:: Exercise inputs ::

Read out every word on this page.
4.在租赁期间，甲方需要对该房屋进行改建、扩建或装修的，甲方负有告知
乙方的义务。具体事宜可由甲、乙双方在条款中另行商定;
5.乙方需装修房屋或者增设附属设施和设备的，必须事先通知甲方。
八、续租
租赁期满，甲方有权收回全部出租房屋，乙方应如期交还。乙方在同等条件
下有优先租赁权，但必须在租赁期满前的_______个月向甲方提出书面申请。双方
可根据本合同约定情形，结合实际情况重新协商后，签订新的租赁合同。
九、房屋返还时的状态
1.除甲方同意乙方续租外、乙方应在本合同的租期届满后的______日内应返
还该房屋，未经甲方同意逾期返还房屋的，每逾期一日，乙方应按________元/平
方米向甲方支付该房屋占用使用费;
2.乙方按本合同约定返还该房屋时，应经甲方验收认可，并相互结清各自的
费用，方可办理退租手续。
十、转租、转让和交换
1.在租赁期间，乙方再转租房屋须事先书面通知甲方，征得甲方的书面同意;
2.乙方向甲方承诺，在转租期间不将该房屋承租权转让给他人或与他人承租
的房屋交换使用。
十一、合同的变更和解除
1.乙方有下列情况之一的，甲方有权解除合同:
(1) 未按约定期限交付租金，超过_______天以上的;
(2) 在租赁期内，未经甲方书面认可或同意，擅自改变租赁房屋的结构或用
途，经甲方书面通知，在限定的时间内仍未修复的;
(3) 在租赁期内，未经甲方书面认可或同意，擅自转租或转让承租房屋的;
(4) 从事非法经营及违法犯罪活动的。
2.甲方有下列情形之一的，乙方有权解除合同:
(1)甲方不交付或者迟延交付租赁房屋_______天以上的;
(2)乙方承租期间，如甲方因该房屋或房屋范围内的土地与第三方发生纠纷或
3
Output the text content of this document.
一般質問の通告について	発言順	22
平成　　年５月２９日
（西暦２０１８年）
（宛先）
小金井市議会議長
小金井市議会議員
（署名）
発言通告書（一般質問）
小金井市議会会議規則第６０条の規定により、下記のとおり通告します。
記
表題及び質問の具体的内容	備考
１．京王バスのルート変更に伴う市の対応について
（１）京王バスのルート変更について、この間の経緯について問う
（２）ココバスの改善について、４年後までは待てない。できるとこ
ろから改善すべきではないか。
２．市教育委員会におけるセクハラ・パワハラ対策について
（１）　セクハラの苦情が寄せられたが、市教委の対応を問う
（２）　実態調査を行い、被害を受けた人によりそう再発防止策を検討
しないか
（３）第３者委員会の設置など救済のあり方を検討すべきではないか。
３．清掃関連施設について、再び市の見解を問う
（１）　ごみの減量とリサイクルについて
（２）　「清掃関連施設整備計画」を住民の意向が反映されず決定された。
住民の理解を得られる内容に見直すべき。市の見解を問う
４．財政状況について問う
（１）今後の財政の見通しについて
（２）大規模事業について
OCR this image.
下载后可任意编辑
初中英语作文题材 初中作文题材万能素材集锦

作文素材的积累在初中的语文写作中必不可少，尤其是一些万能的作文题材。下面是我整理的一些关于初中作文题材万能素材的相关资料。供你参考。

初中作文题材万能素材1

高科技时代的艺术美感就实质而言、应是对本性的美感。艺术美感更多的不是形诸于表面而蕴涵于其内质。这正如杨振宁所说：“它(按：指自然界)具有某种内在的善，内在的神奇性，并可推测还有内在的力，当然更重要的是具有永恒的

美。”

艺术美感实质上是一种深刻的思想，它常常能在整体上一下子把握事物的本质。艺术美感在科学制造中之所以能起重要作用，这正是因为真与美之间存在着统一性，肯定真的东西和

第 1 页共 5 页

:::

From the "OCR this image." line to the close of the listing, restate each line word for word.

OCR this image.
下载后可任意编辑
初中英语作文题材 初中作文题材万能素材集锦

作文素材的积累在初中的语文写作中必不可少，尤其是一些万能的作文题材。下面是我整理的一些关于初中作文题材万能素材的相关资料。供你参考。

初中作文题材万能素材1

高科技时代的艺术美感就实质而言、应是对本性的美感。艺术美感更多的不是形诸于表面而蕴涵于其内质。这正如杨振宁所说：“它(按：指自然界)具有某种内在的善，内在的神奇性，并可推测还有内在的力，当然更重要的是具有永恒的

美。”

艺术美感实质上是一种深刻的思想，它常常能在整体上一下子把握事物的本质。艺术美感在科学制造中之所以能起重要作用，这正是因为真与美之间存在着统一性，肯定真的东西和

第 1 页共 5 页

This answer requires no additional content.